Bamboo scaffolding and gleaming department stores, construction cranes looming over wooden villages, KFC and chopsticks, yak herders and cell phone abusers within miles of each other, communism and capitalism co-existing—China has more paradoxes than it does dialects. To visit China now is to witness a country revolutionizing itself in the cities and struggling to stay alive in the countryside. Wracked with ambiguity as it transforms rapidly from a socialist to a market economy, China is perched, it seems, at the edge of the world at the turn of the millennium.
While the West has focused its attention on human rights and continues to see China through the lens of Tiananmen, the country itself has imploded into a thousand perplexities. While it is true that the more time one spends in China the more the country takes on an elusive sheen, the experience of living day to day, traveling from the markets to the elevated highways, from the desert to the city, along rivers and before incredible mountain ranges will undoubtedly stay with the visitor forever.

#### Work to complete:
1. List the contrasting pairs named in the first sentence of the China passage.
2. Return the stretch of the China passage from "Bamboo scaffolding and" through "of the millennium.".
3. Rewrite the paragraph of the China passage that begins "While the West has focused" as a short list of its main points.
The entries that come next have nothing to do with the China passage.

#### Dataset content:

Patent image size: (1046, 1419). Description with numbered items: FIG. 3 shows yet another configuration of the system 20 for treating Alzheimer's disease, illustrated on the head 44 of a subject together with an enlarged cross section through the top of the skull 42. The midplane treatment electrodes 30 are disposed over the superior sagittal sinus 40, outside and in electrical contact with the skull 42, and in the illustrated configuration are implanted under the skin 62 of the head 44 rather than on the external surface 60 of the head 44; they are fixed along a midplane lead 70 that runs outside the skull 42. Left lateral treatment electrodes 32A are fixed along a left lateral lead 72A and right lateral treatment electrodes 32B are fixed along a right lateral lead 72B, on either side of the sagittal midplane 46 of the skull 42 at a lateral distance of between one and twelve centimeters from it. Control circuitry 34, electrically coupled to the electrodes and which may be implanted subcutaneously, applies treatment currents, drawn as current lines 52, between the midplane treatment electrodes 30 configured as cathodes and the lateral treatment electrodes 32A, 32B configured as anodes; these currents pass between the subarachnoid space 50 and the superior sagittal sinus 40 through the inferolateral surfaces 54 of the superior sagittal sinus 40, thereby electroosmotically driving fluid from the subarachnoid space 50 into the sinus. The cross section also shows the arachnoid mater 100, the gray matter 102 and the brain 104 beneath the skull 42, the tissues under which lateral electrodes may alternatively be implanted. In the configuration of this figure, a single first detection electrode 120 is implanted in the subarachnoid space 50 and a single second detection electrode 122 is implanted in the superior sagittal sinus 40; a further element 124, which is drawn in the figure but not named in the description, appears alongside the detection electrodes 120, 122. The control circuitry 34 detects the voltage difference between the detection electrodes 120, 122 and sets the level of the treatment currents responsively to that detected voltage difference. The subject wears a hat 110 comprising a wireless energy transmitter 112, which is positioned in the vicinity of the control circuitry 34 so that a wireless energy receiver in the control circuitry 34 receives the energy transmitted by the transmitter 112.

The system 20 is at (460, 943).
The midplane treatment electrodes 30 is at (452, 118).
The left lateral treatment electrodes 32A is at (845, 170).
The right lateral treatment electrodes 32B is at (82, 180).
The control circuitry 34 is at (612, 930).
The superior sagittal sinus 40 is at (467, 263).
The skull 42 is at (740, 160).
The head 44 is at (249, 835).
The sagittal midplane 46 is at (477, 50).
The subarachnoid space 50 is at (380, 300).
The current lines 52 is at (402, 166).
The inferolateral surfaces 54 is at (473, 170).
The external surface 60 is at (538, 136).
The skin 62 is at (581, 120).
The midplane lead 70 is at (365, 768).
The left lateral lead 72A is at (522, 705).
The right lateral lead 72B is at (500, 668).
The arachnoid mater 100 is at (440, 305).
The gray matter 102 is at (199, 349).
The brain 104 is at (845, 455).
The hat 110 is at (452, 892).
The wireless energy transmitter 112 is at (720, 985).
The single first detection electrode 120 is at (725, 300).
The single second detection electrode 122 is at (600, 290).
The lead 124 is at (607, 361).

#### Exercise responses:
1.
- Bamboo scaffolding and gleaming department stores
- Construction cranes looming over wooden villages
- KFC and chopsticks
- Yak herders and cell phone abusers
- Communism and capitalism

2.
Bamboo scaffolding and gleaming department stores, construction cranes looming over wooden villages, KFC and chopsticks, yak herders and cell phone abusers within miles of each other, communism and capitalism co-existing—China has more paradoxes than it does dialects. To visit China now is to witness a country revolutionizing itself in the cities and struggling to stay alive in the countryside. Wracked with ambiguity as it transforms rapidly from a socialist to a market economy, China is perched, it seems, at the edge of the world at the turn of the millennium.

3.
- The West focuses on human rights and still views China through the lens of Tiananmen.
- Meanwhile, the country has imploded into a thousand perplexities.
- The longer one spends in China, the more elusive it seems.
- Daily life and travel there, among markets, elevated highways, deserts, cities, rivers and mountain ranges, will stay with the visitor forever.